#### RECORDS SUPPLIED ####
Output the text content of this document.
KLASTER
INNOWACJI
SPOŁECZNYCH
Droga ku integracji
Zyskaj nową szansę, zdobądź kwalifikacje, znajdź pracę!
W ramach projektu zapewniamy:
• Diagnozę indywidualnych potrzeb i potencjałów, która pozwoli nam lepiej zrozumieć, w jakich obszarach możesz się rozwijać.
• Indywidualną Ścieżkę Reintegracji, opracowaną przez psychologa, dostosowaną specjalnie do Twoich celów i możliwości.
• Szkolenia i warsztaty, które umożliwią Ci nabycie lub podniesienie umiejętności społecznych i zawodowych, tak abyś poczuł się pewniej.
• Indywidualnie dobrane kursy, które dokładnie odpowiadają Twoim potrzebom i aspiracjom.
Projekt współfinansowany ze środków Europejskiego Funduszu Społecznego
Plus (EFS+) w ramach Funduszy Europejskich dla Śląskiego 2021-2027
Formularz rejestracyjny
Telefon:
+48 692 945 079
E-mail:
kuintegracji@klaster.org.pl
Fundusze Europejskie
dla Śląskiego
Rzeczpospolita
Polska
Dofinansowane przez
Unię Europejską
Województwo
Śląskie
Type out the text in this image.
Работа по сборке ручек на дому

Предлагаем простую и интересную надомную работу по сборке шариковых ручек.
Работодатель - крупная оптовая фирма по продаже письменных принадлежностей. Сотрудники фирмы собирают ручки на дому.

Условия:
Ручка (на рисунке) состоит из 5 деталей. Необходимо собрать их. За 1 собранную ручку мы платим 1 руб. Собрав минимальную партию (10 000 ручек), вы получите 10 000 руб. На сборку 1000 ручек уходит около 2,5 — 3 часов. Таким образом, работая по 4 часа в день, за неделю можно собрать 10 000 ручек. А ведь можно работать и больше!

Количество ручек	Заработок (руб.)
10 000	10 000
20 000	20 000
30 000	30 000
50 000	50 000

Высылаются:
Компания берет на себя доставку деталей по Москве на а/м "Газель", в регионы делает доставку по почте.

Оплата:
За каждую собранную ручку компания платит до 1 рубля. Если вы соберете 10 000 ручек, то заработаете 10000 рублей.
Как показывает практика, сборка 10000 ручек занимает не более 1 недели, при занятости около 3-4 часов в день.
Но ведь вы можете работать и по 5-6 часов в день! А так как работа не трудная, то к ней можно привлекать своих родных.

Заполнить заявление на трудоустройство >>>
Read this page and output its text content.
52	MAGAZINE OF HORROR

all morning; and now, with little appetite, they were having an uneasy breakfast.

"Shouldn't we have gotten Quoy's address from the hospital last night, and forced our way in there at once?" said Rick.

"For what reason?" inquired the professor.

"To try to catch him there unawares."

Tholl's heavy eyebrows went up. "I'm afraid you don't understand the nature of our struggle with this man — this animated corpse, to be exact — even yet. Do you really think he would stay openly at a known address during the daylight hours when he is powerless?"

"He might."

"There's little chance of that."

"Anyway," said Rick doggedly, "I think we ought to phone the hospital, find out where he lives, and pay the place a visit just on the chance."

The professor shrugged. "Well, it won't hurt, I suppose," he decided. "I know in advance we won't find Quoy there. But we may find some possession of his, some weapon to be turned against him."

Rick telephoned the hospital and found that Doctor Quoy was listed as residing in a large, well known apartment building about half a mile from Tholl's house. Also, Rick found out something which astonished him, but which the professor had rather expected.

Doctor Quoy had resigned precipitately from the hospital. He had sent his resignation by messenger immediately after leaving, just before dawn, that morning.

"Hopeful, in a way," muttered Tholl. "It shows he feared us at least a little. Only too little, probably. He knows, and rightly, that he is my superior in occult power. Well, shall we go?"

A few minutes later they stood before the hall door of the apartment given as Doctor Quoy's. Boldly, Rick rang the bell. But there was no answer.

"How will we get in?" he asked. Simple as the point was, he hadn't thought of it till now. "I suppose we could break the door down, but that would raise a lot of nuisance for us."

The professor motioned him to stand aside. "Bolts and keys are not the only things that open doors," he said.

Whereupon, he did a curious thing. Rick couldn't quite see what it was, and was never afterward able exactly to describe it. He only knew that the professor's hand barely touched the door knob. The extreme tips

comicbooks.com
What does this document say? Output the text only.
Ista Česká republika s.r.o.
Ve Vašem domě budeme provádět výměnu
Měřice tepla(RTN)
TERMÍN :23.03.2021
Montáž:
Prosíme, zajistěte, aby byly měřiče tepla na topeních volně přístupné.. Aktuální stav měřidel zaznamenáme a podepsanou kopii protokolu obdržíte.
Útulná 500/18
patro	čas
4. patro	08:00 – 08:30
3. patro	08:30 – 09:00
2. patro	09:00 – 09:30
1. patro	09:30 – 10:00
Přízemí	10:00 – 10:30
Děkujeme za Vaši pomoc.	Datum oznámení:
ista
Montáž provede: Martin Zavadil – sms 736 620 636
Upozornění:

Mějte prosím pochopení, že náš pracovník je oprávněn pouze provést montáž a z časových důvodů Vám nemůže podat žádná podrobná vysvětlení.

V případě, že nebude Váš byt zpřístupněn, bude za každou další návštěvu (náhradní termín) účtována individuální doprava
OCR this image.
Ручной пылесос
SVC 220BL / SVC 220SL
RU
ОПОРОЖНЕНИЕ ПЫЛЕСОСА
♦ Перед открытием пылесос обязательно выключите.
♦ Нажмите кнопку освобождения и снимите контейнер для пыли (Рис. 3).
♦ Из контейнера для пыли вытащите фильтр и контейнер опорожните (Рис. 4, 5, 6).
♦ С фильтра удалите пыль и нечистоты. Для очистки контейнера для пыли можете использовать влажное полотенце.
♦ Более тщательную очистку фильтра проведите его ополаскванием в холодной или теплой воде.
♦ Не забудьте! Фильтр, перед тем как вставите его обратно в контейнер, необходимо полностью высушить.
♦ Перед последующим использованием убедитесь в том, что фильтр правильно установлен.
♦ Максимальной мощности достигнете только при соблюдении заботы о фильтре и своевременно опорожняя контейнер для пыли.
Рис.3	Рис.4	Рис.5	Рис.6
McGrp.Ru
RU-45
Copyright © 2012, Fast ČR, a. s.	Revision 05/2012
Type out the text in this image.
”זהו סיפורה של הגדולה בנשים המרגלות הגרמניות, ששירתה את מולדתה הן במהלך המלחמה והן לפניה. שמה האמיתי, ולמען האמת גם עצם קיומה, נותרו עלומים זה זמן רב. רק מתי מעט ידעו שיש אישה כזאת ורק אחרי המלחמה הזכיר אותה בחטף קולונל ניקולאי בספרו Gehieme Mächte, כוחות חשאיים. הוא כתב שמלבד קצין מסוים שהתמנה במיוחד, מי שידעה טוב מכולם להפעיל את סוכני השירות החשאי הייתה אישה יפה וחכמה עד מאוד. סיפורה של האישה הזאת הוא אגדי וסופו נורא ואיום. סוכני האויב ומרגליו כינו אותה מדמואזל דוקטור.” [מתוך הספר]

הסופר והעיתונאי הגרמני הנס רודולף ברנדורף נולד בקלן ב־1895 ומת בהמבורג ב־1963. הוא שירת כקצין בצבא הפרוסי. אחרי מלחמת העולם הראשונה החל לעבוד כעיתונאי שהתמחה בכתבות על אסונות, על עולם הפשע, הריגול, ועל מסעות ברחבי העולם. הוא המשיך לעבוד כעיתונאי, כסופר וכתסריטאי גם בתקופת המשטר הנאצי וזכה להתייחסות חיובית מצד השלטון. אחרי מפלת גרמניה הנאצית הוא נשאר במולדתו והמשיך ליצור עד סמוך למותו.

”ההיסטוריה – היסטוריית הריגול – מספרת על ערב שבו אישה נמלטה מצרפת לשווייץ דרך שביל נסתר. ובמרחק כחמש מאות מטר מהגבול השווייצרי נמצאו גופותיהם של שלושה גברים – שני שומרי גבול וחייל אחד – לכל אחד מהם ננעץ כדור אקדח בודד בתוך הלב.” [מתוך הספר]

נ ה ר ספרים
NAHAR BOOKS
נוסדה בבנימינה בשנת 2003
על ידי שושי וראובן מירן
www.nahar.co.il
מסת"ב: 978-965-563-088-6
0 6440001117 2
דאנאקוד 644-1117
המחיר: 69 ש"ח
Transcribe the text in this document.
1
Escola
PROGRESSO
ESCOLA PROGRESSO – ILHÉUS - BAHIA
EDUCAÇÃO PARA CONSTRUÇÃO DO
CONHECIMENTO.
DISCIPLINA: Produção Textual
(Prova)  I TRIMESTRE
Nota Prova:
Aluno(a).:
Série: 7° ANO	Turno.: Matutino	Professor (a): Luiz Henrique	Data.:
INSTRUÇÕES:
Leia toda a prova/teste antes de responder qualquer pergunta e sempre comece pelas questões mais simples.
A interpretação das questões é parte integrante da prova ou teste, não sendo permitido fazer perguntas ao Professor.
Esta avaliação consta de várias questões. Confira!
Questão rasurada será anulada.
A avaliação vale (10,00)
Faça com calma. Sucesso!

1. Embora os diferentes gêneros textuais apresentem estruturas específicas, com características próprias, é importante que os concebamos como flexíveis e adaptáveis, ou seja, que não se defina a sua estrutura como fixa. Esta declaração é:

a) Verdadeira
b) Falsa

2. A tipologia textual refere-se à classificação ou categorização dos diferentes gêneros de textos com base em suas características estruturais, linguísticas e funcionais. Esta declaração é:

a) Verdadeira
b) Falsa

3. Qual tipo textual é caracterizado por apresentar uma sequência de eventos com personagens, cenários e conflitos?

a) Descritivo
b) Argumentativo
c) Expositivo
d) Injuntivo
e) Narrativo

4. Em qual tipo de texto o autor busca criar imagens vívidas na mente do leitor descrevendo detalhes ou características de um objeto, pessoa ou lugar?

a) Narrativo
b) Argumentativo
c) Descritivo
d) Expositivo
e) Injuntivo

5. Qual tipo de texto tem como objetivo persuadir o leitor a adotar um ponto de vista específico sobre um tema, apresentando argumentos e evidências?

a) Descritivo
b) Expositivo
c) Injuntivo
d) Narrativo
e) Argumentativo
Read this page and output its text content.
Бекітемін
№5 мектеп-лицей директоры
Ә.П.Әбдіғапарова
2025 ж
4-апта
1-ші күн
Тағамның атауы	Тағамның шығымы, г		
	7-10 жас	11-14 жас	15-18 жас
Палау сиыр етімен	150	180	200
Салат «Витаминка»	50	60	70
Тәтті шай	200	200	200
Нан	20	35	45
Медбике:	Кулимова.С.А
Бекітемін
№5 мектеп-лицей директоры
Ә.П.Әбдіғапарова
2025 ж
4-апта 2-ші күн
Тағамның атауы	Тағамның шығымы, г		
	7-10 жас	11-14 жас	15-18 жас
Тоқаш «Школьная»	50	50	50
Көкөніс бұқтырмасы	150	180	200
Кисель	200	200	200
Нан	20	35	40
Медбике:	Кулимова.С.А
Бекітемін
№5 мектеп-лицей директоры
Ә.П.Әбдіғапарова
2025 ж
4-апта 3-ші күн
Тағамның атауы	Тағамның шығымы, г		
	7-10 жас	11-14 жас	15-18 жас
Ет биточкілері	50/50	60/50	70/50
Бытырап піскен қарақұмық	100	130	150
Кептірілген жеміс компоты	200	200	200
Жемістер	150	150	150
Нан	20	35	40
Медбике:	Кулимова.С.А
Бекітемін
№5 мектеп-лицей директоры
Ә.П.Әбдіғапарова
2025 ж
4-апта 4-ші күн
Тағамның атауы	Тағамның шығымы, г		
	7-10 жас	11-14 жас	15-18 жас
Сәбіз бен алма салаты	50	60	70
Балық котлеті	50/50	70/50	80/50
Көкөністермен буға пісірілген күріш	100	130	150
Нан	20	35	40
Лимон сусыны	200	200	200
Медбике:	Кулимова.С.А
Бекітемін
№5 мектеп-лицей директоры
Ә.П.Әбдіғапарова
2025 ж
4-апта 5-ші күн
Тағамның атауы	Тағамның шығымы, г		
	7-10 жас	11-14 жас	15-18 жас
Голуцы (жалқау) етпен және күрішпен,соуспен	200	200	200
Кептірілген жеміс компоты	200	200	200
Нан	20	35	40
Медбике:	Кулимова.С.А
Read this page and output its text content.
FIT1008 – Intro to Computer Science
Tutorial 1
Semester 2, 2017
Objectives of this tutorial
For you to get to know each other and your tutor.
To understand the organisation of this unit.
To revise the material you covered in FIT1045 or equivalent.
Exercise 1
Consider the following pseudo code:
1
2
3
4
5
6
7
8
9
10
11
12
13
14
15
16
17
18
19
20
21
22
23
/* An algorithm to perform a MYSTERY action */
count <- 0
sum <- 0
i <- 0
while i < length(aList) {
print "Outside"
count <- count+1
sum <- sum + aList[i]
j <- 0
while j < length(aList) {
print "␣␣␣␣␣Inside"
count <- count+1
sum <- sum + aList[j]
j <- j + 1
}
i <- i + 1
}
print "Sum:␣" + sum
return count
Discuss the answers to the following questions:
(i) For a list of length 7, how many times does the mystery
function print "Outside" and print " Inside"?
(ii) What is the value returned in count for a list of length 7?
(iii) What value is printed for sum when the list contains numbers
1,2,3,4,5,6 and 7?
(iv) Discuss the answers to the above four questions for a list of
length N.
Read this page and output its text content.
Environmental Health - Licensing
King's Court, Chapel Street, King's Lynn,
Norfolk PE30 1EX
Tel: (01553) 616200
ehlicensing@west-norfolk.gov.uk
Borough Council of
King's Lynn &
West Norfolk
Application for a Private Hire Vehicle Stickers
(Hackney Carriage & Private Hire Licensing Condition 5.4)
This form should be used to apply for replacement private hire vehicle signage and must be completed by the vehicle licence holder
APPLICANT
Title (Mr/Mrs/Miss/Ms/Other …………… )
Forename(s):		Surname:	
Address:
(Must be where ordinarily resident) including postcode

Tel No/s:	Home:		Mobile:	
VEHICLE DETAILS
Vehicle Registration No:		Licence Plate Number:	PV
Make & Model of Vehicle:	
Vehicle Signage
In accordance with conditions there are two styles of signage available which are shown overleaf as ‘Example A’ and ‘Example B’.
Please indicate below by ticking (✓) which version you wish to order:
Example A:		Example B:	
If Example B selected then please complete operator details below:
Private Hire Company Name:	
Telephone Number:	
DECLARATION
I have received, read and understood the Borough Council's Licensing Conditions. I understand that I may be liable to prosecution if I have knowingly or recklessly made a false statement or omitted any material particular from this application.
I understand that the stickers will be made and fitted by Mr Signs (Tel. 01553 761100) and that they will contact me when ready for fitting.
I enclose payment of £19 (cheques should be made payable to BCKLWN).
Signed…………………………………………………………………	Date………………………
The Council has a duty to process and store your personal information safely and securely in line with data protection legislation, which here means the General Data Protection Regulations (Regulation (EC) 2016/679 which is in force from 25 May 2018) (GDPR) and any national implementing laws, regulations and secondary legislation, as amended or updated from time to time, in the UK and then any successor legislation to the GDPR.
####
**DO THIS:** Review the preceding data and report every line that includes the string "пыли".

**COMPLETE RESPONSE:**
♦ Нажмите кнопку освобождения и снимите контейнер для пыли (Рис. 3).
♦ Из контейнера для пыли вытащите фильтр и контейнер опорожните (Рис. 4, 5, 6).
♦ С фильтра удалите пыль и нечистоты. Для очистки контейнера для пыли можете использовать влажное полотенце.
♦ Максимальной мощности достигнете только при соблюдении заботы о фильтре и своевременно опорожняя контейнер для пыли.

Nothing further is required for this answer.